Dataset records
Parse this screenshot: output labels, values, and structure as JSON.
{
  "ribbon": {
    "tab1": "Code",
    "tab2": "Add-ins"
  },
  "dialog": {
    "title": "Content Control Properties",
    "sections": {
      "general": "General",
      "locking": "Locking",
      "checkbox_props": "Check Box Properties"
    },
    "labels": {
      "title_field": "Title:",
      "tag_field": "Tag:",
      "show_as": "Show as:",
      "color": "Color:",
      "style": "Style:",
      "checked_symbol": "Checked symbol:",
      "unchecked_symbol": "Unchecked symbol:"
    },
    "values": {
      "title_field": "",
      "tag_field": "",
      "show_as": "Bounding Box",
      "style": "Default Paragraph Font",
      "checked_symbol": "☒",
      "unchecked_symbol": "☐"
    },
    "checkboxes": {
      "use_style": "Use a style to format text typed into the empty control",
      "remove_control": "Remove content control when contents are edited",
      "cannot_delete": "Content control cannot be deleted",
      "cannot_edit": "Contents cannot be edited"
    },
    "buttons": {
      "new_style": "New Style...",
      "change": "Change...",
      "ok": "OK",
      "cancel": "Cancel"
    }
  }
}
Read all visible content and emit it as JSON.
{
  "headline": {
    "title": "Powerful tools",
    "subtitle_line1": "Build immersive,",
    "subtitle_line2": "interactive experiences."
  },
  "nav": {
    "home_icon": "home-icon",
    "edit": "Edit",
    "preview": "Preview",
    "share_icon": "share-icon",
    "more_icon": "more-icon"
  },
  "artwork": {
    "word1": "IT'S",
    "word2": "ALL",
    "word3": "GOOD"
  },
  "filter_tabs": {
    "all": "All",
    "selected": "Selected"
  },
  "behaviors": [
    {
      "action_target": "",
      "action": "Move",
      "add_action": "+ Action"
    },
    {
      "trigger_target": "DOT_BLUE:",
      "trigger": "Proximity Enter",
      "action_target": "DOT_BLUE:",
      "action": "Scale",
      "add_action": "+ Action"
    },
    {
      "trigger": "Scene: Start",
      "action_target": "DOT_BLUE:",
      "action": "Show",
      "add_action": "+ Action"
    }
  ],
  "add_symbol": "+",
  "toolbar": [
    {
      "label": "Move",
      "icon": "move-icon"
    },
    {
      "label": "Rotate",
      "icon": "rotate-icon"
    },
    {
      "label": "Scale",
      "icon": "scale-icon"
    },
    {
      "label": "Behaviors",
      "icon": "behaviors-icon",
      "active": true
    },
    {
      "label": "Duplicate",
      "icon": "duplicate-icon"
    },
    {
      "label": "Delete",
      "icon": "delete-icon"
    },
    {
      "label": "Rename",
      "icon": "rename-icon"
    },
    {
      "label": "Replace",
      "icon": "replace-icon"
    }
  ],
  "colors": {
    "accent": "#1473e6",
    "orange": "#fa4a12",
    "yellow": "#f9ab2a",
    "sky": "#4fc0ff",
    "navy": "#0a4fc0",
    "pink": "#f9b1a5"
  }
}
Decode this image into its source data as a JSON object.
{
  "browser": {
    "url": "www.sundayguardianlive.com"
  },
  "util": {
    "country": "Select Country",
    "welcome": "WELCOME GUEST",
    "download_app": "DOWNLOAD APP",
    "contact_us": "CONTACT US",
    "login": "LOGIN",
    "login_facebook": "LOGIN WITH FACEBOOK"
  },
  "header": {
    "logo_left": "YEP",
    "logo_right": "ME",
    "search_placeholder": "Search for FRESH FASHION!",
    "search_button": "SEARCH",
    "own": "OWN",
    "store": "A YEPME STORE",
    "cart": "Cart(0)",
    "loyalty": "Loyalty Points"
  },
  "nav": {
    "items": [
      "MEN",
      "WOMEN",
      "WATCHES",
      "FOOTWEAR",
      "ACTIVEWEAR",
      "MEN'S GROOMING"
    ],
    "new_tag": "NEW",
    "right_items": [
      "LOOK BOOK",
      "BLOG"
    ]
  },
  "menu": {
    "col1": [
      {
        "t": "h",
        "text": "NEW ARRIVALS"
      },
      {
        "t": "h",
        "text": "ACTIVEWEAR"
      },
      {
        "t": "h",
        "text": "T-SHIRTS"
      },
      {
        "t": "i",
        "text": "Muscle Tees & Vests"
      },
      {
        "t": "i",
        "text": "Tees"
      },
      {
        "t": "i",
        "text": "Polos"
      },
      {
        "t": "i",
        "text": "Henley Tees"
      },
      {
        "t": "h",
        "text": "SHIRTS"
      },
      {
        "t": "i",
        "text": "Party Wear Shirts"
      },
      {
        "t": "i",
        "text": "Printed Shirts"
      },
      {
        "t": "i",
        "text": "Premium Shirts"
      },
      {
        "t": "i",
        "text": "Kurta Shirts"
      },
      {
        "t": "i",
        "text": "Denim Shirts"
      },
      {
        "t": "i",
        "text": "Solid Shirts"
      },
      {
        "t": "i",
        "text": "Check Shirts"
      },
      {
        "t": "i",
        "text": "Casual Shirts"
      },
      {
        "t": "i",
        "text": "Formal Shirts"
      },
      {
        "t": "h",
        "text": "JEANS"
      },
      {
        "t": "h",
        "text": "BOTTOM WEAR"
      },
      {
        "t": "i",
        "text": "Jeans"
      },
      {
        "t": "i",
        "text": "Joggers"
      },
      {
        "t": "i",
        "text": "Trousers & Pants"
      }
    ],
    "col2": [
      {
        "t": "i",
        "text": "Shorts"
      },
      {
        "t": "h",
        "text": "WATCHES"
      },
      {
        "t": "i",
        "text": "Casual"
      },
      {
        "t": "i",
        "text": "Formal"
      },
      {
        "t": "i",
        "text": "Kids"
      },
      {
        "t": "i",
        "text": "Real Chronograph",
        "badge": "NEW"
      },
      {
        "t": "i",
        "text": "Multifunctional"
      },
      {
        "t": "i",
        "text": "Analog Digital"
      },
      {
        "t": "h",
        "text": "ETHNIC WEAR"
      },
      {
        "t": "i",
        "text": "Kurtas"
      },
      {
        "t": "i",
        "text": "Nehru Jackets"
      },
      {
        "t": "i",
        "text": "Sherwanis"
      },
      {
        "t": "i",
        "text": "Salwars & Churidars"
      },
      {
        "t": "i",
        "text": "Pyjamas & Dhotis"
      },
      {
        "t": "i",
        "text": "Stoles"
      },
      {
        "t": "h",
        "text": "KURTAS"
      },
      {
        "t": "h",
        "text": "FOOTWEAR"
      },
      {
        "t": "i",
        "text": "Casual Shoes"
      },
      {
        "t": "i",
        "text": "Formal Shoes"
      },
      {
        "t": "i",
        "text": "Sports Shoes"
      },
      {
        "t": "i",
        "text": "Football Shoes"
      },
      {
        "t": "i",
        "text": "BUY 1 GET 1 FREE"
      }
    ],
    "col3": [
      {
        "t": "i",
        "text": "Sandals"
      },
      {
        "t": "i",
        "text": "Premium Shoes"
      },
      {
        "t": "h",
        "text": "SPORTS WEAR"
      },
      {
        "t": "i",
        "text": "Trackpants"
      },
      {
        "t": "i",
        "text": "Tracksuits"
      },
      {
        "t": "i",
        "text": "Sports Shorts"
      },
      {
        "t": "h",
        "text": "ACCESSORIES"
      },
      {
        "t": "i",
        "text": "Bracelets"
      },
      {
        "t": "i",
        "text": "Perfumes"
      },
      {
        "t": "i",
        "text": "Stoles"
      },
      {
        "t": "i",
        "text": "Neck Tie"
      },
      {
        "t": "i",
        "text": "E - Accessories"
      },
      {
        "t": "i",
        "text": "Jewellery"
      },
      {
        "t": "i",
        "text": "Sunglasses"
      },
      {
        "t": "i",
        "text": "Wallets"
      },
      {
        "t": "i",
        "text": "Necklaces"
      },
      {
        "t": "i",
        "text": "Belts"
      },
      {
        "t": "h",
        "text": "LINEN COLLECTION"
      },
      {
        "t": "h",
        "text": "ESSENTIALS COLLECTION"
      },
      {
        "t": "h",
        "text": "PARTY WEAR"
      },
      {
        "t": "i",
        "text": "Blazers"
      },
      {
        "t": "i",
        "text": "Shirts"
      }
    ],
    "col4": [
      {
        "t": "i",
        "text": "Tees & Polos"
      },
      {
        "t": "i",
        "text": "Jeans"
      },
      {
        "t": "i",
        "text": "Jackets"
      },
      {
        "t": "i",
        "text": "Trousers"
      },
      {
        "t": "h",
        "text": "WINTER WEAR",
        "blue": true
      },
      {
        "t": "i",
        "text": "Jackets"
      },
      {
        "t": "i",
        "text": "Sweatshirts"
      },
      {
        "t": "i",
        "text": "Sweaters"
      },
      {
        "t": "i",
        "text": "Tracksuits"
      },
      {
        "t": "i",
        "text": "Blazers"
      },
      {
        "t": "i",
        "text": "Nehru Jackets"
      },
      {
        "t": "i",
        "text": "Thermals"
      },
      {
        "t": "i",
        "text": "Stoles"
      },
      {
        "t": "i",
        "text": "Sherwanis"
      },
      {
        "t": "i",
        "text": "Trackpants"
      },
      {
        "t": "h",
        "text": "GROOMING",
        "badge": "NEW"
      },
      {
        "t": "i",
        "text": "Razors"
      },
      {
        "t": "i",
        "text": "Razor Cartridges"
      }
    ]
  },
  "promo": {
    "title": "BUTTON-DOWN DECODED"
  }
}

» **What you have to do**:
Scan the listing above. Gather each line that contains the word "labels".

» **Written answer**:
Parse this screenshot: output labels, values, and structure as JSON.
    "labels": {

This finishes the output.